--- START OF Given passage ---

Soema ‘571 discloses a tracking System 10 with several computing devices and Paragraph 0041 teaches wherein Capture device 20 and computing environment 12 may be integrated within a single computing device. The single computing device may be a mobile device, such as mobile device 11 in Fig. 1. Although, Examiner reasonably believes that a single computing device is specifically taught, Examiner cites Sarin ‘207 to clear up any deficiencies in Soema ‘571. For example, Sarin ‘207 teaches at the Abstract wherein computing device (e.g., a smart phone, a tablet computer, digital camera, or other device with image capture functionality) causes an image capture device to capture one or more digital images based on audio input (e.g., a voice command) received by the computing device. For example, a user's voice (e.g., a word or phrase) is converted to audio input data by the computing device, which then compares (e.g., using an audio matching algorithm) the audio input data to an expected voice command associated with an image capture application. In another aspect, a computing device activates an image capture application and captures one or more digital images based on a received voice command. In another aspect, a computing device transitions from a low-power state to an active state, activates an image capture application, and causes a camera device to capture digital images based on a received voice command.
Soema ‘571 and Sarin ‘207 are combinable because they are from same field of endeavor of speech systems (Sarin ‘207 at “Background”). 
	At the time the invention was effectively filed, it would have been obvious to a person of ordinary skill in the art to modify the speech system as taught by Soema ‘571 by adding a single computing device as taught by Sarin ‘207. The motivation for doing so would have been advantageous because with the increasing popularity of computing devices (e.g., smart phones) having image capture functionality, there is a need for improving the user experience by allowing quick access to image-capture functionality. Therefore, it would have been obvious to combine Soema ‘571 with Sarin ‘207 to obtain the invention as specified.

--- END OF Given passage ---

▶ Written request A
In the given passage, what field of endeavor do the two cited references share?
▶ Written request B
Transcribe the part of the given passage starting at "At the time" and ending at "invention as specified.".

--- START OF Recorded data ---

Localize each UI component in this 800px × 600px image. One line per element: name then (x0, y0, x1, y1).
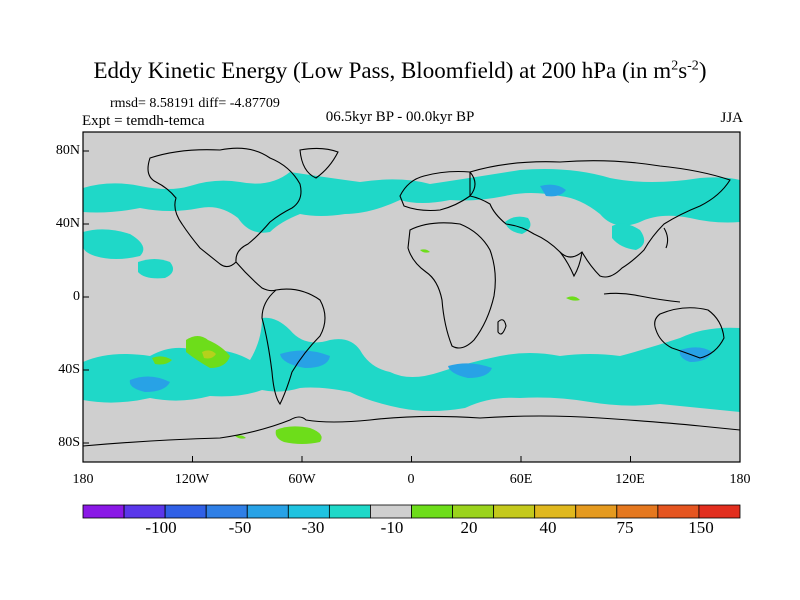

--- END OF Recorded data ---

▶ Correct output A
Speech systems.

▶ Correct output B
At the time the invention was effectively filed, it would have been obvious to a person of ordinary skill in the art to modify the speech system as taught by Soema ‘571 by adding a single computing device as taught by Sarin ‘207. The motivation for doing so would have been advantageous because with the increasing popularity of computing devices (e.g., smart phones) having image capture functionality, there is a need for improving the user experience by allowing quick access to image-capture functionality. Therefore, it would have been obvious to combine Soema ‘571 with Sarin ‘207 to obtain the invention as specified.